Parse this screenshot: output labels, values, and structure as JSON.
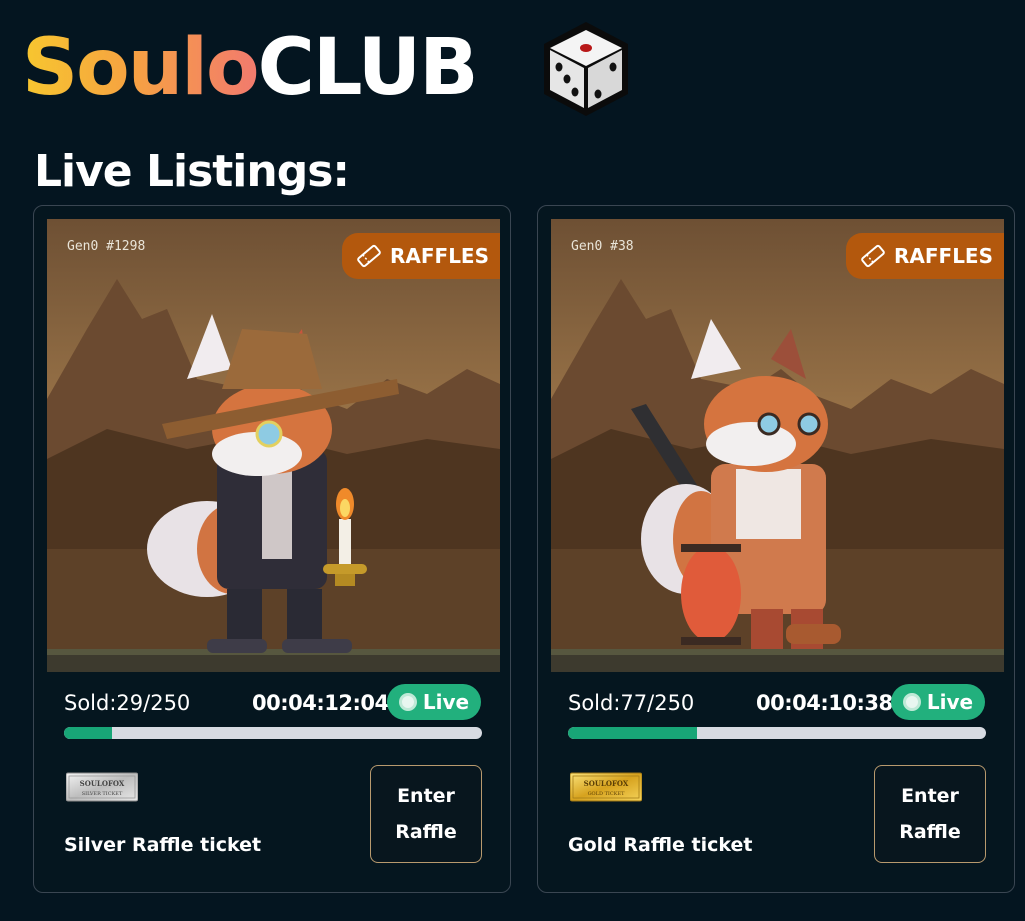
{
  "brand": {
    "name_part1": "Soulo",
    "name_part2": "CLUB",
    "gradient_colors": [
      "#f7c72f",
      "#f6a341",
      "#f27a6e"
    ]
  },
  "section": {
    "title": "Live Listings:"
  },
  "listings": [
    {
      "gen_label": "Gen0 #1298",
      "badge": "RAFFLES",
      "sold_label": "Sold:29/250",
      "sold": 29,
      "total": 250,
      "timer": "00:04:12:04",
      "status": "Live",
      "ticket_brand": "SOULOFOX",
      "ticket_type": "SILVER TICKET",
      "ticket_name": "Silver Raffle ticket",
      "button_label": "Enter Raffle"
    },
    {
      "gen_label": "Gen0 #38",
      "badge": "RAFFLES",
      "sold_label": "Sold:77/250",
      "sold": 77,
      "total": 250,
      "timer": "00:04:10:38",
      "status": "Live",
      "ticket_brand": "SOULOFOX",
      "ticket_type": "GOLD TICKET",
      "ticket_name": "Gold Raffle ticket",
      "button_label": "Enter Raffle"
    }
  ],
  "colors": {
    "background": "#041520",
    "badge": "#b3580d",
    "live": "#22b07d",
    "progress": "#18a677",
    "progress_track": "#d7dbe2"
  },
  "icons": [
    "dice-icon",
    "ticket-icon",
    "live-dot-icon"
  ]
}
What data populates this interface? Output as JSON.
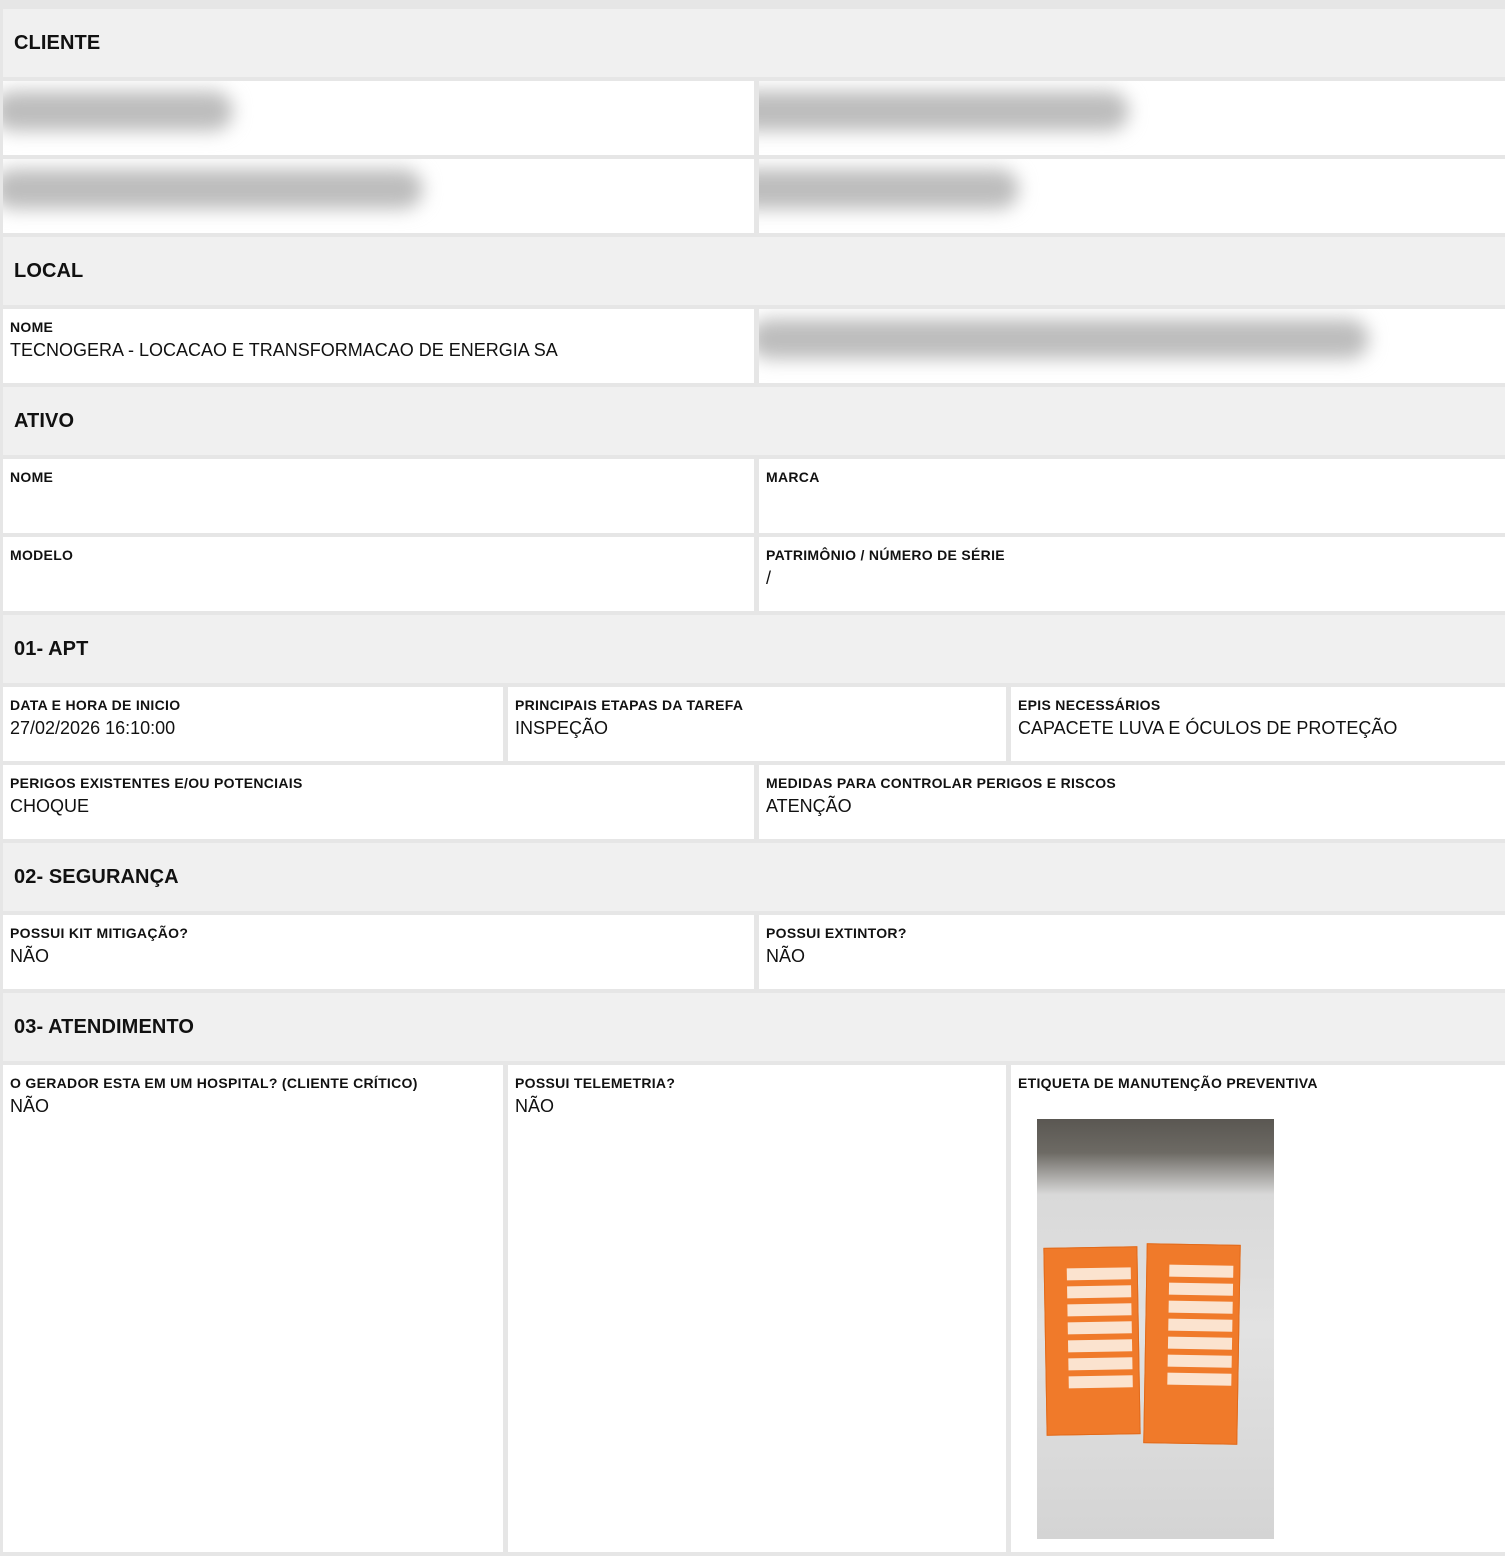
{
  "sections": {
    "cliente": {
      "title": "CLIENTE"
    },
    "local": {
      "title": "LOCAL",
      "nome": {
        "label": "NOME",
        "value": "TECNOGERA - LOCACAO E TRANSFORMACAO DE ENERGIA SA"
      }
    },
    "ativo": {
      "title": "ATIVO",
      "nome": {
        "label": "NOME",
        "value": ""
      },
      "marca": {
        "label": "MARCA",
        "value": ""
      },
      "modelo": {
        "label": "MODELO",
        "value": ""
      },
      "patrimonio": {
        "label": "PATRIMÔNIO / NÚMERO DE SÉRIE",
        "value": "/"
      }
    },
    "apt": {
      "title": "01- APT",
      "data_inicio": {
        "label": "DATA E HORA DE INICIO",
        "value": "27/02/2026 16:10:00"
      },
      "etapas": {
        "label": "PRINCIPAIS ETAPAS DA TAREFA",
        "value": "INSPEÇÃO"
      },
      "epis": {
        "label": "EPIS NECESSÁRIOS",
        "value": "CAPACETE LUVA E ÓCULOS DE PROTEÇÃO"
      },
      "perigos": {
        "label": "PERIGOS EXISTENTES E/OU POTENCIAIS",
        "value": "CHOQUE"
      },
      "medidas": {
        "label": "MEDIDAS PARA CONTROLAR PERIGOS E RISCOS",
        "value": "ATENÇÃO"
      }
    },
    "seguranca": {
      "title": "02- SEGURANÇA",
      "kit": {
        "label": "POSSUI KIT MITIGAÇÃO?",
        "value": "NÃO"
      },
      "extintor": {
        "label": "POSSUI EXTINTOR?",
        "value": "NÃO"
      }
    },
    "atendimento": {
      "title": "03- ATENDIMENTO",
      "hospital": {
        "label": "O GERADOR ESTA EM UM HOSPITAL? (CLIENTE CRÍTICO)",
        "value": "NÃO"
      },
      "telemetria": {
        "label": "POSSUI TELEMETRIA?",
        "value": "NÃO"
      },
      "etiqueta": {
        "label": "ETIQUETA DE MANUTENÇÃO PREVENTIVA"
      }
    }
  }
}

--

Work to be completed: Without including the pictures, return each record above exactly as it stands.

Exercise response:
Parse this screenshot: output labels, values, and structure as JSON.
{
  "brand": {
    "name_part1": "Soulo",
    "name_part2": "CLUB",
    "gradient_colors": [
      "#f7c72f",
      "#f6a341",
      "#f27a6e"
    ]
  },
  "section": {
    "title": "Live Listings:"
  },
  "listings": [
    {
      "gen_label": "Gen0 #1298",
      "badge": "RAFFLES",
      "sold_label": "Sold:29/250",
      "sold": 29,
      "total": 250,
      "timer": "00:04:12:04",
      "status": "Live",
      "ticket_brand": "SOULOFOX",
      "ticket_type": "SILVER TICKET",
      "ticket_name": "Silver Raffle ticket",
      "button_label": "Enter Raffle"
    },
    {
      "gen_label": "Gen0 #38",
      "badge": "RAFFLES",
      "sold_label": "Sold:77/250",
      "sold": 77,
      "total": 250,
      "timer": "00:04:10:38",
      "status": "Live",
      "ticket_brand": "SOULOFOX",
      "ticket_type": "GOLD TICKET",
      "ticket_name": "Gold Raffle ticket",
      "button_label": "Enter Raffle"
    }
  ],
  "colors": {
    "background": "#041520",
    "badge": "#b3580d",
    "live": "#22b07d",
    "progress": "#18a677",
    "progress_track": "#d7dbe2"
  },
  "icons": [
    "dice-icon",
    "ticket-icon",
    "live-dot-icon"
  ]
}
What data populates this interface? Output as JSON.
{
  "sections": {
    "cliente": {
      "title": "CLIENTE"
    },
    "local": {
      "title": "LOCAL",
      "nome": {
        "label": "NOME",
        "value": "TECNOGERA - LOCACAO E TRANSFORMACAO DE ENERGIA SA"
      }
    },
    "ativo": {
      "title": "ATIVO",
      "nome": {
        "label": "NOME",
        "value": ""
      },
      "marca": {
        "label": "MARCA",
        "value": ""
      },
      "modelo": {
        "label": "MODELO",
        "value": ""
      },
      "patrimonio": {
        "label": "PATRIMÔNIO / NÚMERO DE SÉRIE",
        "value": "/"
      }
    },
    "apt": {
      "title": "01- APT",
      "data_inicio": {
        "label": "DATA E HORA DE INICIO",
        "value": "27/02/2026 16:10:00"
      },
      "etapas": {
        "label": "PRINCIPAIS ETAPAS DA TAREFA",
        "value": "INSPEÇÃO"
      },
      "epis": {
        "label": "EPIS NECESSÁRIOS",
        "value": "CAPACETE LUVA E ÓCULOS DE PROTEÇÃO"
      },
      "perigos": {
        "label": "PERIGOS EXISTENTES E/OU POTENCIAIS",
        "value": "CHOQUE"
      },
      "medidas": {
        "label": "MEDIDAS PARA CONTROLAR PERIGOS E RISCOS",
        "value": "ATENÇÃO"
      }
    },
    "seguranca": {
      "title": "02- SEGURANÇA",
      "kit": {
        "label": "POSSUI KIT MITIGAÇÃO?",
        "value": "NÃO"
      },
      "extintor": {
        "label": "POSSUI EXTINTOR?",
        "value": "NÃO"
      }
    },
    "atendimento": {
      "title": "03- ATENDIMENTO",
      "hospital": {
        "label": "O GERADOR ESTA EM UM HOSPITAL? (CLIENTE CRÍTICO)",
        "value": "NÃO"
      },
      "telemetria": {
        "label": "POSSUI TELEMETRIA?",
        "value": "NÃO"
      },
      "etiqueta": {
        "label": "ETIQUETA DE MANUTENÇÃO PREVENTIVA"
      }
    }
  }
}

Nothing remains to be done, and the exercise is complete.